** GIVEN REQUEST **
Retype the data below without altering anything.

** WORKING DATA **
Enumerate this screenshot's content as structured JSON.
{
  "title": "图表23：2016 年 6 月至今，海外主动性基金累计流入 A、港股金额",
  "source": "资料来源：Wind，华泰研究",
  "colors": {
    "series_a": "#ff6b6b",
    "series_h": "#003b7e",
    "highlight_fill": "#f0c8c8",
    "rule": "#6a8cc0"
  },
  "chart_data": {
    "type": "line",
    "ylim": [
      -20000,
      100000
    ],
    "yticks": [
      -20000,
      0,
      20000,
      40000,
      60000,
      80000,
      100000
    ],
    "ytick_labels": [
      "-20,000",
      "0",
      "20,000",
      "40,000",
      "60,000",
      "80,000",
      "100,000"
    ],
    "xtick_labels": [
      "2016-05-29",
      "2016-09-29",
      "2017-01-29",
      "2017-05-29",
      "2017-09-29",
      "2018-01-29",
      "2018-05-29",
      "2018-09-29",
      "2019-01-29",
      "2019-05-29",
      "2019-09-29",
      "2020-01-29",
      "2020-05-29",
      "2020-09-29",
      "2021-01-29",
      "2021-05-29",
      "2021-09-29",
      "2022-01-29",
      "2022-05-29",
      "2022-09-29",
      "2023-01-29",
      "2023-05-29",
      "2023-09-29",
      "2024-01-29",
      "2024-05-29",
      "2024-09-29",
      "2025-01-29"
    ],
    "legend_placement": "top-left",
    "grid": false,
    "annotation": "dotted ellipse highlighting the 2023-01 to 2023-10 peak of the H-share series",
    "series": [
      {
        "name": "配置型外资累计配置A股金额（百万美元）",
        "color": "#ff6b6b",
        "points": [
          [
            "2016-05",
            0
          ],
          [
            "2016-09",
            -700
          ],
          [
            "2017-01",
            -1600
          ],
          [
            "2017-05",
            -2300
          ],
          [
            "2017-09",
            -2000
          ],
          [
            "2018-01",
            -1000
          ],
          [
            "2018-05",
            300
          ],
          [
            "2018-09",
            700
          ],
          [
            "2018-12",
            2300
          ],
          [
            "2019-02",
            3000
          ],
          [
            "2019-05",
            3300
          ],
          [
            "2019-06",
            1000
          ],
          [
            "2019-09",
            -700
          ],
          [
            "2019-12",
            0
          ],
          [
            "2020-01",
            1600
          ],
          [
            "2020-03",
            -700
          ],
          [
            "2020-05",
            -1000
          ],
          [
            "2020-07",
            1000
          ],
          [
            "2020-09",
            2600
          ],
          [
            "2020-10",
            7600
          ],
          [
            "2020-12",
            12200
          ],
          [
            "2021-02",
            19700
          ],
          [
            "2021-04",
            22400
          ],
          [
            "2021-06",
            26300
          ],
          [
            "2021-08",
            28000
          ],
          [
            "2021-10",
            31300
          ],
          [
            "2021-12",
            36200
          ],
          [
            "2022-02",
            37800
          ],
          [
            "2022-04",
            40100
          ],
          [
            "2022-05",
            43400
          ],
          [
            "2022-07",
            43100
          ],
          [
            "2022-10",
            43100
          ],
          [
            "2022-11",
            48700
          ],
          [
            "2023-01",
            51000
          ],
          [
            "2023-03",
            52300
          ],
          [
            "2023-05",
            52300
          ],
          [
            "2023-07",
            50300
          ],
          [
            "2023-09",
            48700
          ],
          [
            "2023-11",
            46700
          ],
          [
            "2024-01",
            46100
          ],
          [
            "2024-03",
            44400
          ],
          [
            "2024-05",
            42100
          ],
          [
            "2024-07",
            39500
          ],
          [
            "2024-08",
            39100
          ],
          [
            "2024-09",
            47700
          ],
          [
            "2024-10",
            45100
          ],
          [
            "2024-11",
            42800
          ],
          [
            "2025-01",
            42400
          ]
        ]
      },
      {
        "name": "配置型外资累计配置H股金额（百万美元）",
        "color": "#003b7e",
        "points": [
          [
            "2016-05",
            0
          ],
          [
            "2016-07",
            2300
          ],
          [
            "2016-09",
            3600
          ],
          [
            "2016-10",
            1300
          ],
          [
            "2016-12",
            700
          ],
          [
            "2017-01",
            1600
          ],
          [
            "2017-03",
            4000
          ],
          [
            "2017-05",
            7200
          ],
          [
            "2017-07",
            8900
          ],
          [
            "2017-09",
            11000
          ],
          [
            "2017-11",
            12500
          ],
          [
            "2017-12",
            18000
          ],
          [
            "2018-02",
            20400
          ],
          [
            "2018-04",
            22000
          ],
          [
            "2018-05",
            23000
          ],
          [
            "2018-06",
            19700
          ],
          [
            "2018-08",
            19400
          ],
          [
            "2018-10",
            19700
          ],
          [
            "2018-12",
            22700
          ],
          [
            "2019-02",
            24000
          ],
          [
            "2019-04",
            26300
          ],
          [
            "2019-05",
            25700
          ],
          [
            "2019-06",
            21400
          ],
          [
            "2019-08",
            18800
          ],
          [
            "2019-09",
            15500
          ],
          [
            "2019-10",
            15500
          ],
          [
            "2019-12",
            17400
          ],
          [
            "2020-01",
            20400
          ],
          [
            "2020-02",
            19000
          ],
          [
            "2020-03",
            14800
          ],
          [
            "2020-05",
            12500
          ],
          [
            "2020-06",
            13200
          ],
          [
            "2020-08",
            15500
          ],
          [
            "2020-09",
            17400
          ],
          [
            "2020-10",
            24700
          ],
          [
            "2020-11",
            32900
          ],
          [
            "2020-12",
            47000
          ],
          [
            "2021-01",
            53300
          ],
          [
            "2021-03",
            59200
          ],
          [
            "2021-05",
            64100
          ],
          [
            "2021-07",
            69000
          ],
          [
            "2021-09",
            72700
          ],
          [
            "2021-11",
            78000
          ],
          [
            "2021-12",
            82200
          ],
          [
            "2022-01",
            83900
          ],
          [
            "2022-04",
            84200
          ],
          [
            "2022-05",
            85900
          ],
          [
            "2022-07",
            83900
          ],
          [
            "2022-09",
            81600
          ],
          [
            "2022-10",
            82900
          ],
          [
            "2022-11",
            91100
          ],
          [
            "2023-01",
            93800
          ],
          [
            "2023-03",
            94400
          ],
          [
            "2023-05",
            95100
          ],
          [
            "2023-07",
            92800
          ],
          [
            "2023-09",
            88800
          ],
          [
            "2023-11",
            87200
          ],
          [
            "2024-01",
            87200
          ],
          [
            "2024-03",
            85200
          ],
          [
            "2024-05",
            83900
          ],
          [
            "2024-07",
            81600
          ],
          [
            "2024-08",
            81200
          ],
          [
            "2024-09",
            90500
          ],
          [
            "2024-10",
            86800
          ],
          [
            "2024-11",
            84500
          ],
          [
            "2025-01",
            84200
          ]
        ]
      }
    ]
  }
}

** EXERCISE SOLUTION **
Enumerate this screenshot's content as structured JSON.
{
  "title": "图表23：2016 年 6 月至今，海外主动性基金累计流入 A、港股金额",
  "source": "资料来源：Wind，华泰研究",
  "colors": {
    "series_a": "#ff6b6b",
    "series_h": "#003b7e",
    "highlight_fill": "#f0c8c8",
    "rule": "#6a8cc0"
  },
  "chart_data": {
    "type": "line",
    "ylim": [
      -20000,
      100000
    ],
    "yticks": [
      -20000,
      0,
      20000,
      40000,
      60000,
      80000,
      100000
    ],
    "ytick_labels": [
      "-20,000",
      "0",
      "20,000",
      "40,000",
      "60,000",
      "80,000",
      "100,000"
    ],
    "xtick_labels": [
      "2016-05-29",
      "2016-09-29",
      "2017-01-29",
      "2017-05-29",
      "2017-09-29",
      "2018-01-29",
      "2018-05-29",
      "2018-09-29",
      "2019-01-29",
      "2019-05-29",
      "2019-09-29",
      "2020-01-29",
      "2020-05-29",
      "2020-09-29",
      "2021-01-29",
      "2021-05-29",
      "2021-09-29",
      "2022-01-29",
      "2022-05-29",
      "2022-09-29",
      "2023-01-29",
      "2023-05-29",
      "2023-09-29",
      "2024-01-29",
      "2024-05-29",
      "2024-09-29",
      "2025-01-29"
    ],
    "legend_placement": "top-left",
    "grid": false,
    "annotation": "dotted ellipse highlighting the 2023-01 to 2023-10 peak of the H-share series",
    "series": [
      {
        "name": "配置型外资累计配置A股金额（百万美元）",
        "color": "#ff6b6b",
        "points": [
          [
            "2016-05",
            0
          ],
          [
            "2016-09",
            -700
          ],
          [
            "2017-01",
            -1600
          ],
          [
            "2017-05",
            -2300
          ],
          [
            "2017-09",
            -2000
          ],
          [
            "2018-01",
            -1000
          ],
          [
            "2018-05",
            300
          ],
          [
            "2018-09",
            700
          ],
          [
            "2018-12",
            2300
          ],
          [
            "2019-02",
            3000
          ],
          [
            "2019-05",
            3300
          ],
          [
            "2019-06",
            1000
          ],
          [
            "2019-09",
            -700
          ],
          [
            "2019-12",
            0
          ],
          [
            "2020-01",
            1600
          ],
          [
            "2020-03",
            -700
          ],
          [
            "2020-05",
            -1000
          ],
          [
            "2020-07",
            1000
          ],
          [
            "2020-09",
            2600
          ],
          [
            "2020-10",
            7600
          ],
          [
            "2020-12",
            12200
          ],
          [
            "2021-02",
            19700
          ],
          [
            "2021-04",
            22400
          ],
          [
            "2021-06",
            26300
          ],
          [
            "2021-08",
            28000
          ],
          [
            "2021-10",
            31300
          ],
          [
            "2021-12",
            36200
          ],
          [
            "2022-02",
            37800
          ],
          [
            "2022-04",
            40100
          ],
          [
            "2022-05",
            43400
          ],
          [
            "2022-07",
            43100
          ],
          [
            "2022-10",
            43100
          ],
          [
            "2022-11",
            48700
          ],
          [
            "2023-01",
            51000
          ],
          [
            "2023-03",
            52300
          ],
          [
            "2023-05",
            52300
          ],
          [
            "2023-07",
            50300
          ],
          [
            "2023-09",
            48700
          ],
          [
            "2023-11",
            46700
          ],
          [
            "2024-01",
            46100
          ],
          [
            "2024-03",
            44400
          ],
          [
            "2024-05",
            42100
          ],
          [
            "2024-07",
            39500
          ],
          [
            "2024-08",
            39100
          ],
          [
            "2024-09",
            47700
          ],
          [
            "2024-10",
            45100
          ],
          [
            "2024-11",
            42800
          ],
          [
            "2025-01",
            42400
          ]
        ]
      },
      {
        "name": "配置型外资累计配置H股金额（百万美元）",
        "color": "#003b7e",
        "points": [
          [
            "2016-05",
            0
          ],
          [
            "2016-07",
            2300
          ],
          [
            "2016-09",
            3600
          ],
          [
            "2016-10",
            1300
          ],
          [
            "2016-12",
            700
          ],
          [
            "2017-01",
            1600
          ],
          [
            "2017-03",
            4000
          ],
          [
            "2017-05",
            7200
          ],
          [
            "2017-07",
            8900
          ],
          [
            "2017-09",
            11000
          ],
          [
            "2017-11",
            12500
          ],
          [
            "2017-12",
            18000
          ],
          [
            "2018-02",
            20400
          ],
          [
            "2018-04",
            22000
          ],
          [
            "2018-05",
            23000
          ],
          [
            "2018-06",
            19700
          ],
          [
            "2018-08",
            19400
          ],
          [
            "2018-10",
            19700
          ],
          [
            "2018-12",
            22700
          ],
          [
            "2019-02",
            24000
          ],
          [
            "2019-04",
            26300
          ],
          [
            "2019-05",
            25700
          ],
          [
            "2019-06",
            21400
          ],
          [
            "2019-08",
            18800
          ],
          [
            "2019-09",
            15500
          ],
          [
            "2019-10",
            15500
          ],
          [
            "2019-12",
            17400
          ],
          [
            "2020-01",
            20400
          ],
          [
            "2020-02",
            19000
          ],
          [
            "2020-03",
            14800
          ],
          [
            "2020-05",
            12500
          ],
          [
            "2020-06",
            13200
          ],
          [
            "2020-08",
            15500
          ],
          [
            "2020-09",
            17400
          ],
          [
            "2020-10",
            24700
          ],
          [
            "2020-11",
            32900
          ],
          [
            "2020-12",
            47000
          ],
          [
            "2021-01",
            53300
          ],
          [
            "2021-03",
            59200
          ],
          [
            "2021-05",
            64100
          ],
          [
            "2021-07",
            69000
          ],
          [
            "2021-09",
            72700
          ],
          [
            "2021-11",
            78000
          ],
          [
            "2021-12",
            82200
          ],
          [
            "2022-01",
            83900
          ],
          [
            "2022-04",
            84200
          ],
          [
            "2022-05",
            85900
          ],
          [
            "2022-07",
            83900
          ],
          [
            "2022-09",
            81600
          ],
          [
            "2022-10",
            82900
          ],
          [
            "2022-11",
            91100
          ],
          [
            "2023-01",
            93800
          ],
          [
            "2023-03",
            94400
          ],
          [
            "2023-05",
            95100
          ],
          [
            "2023-07",
            92800
          ],
          [
            "2023-09",
            88800
          ],
          [
            "2023-11",
            87200
          ],
          [
            "2024-01",
            87200
          ],
          [
            "2024-03",
            85200
          ],
          [
            "2024-05",
            83900
          ],
          [
            "2024-07",
            81600
          ],
          [
            "2024-08",
            81200
          ],
          [
            "2024-09",
            90500
          ],
          [
            "2024-10",
            86800
          ],
          [
            "2024-11",
            84500
          ],
          [
            "2025-01",
            84200
          ]
        ]
      }
    ]
  }
}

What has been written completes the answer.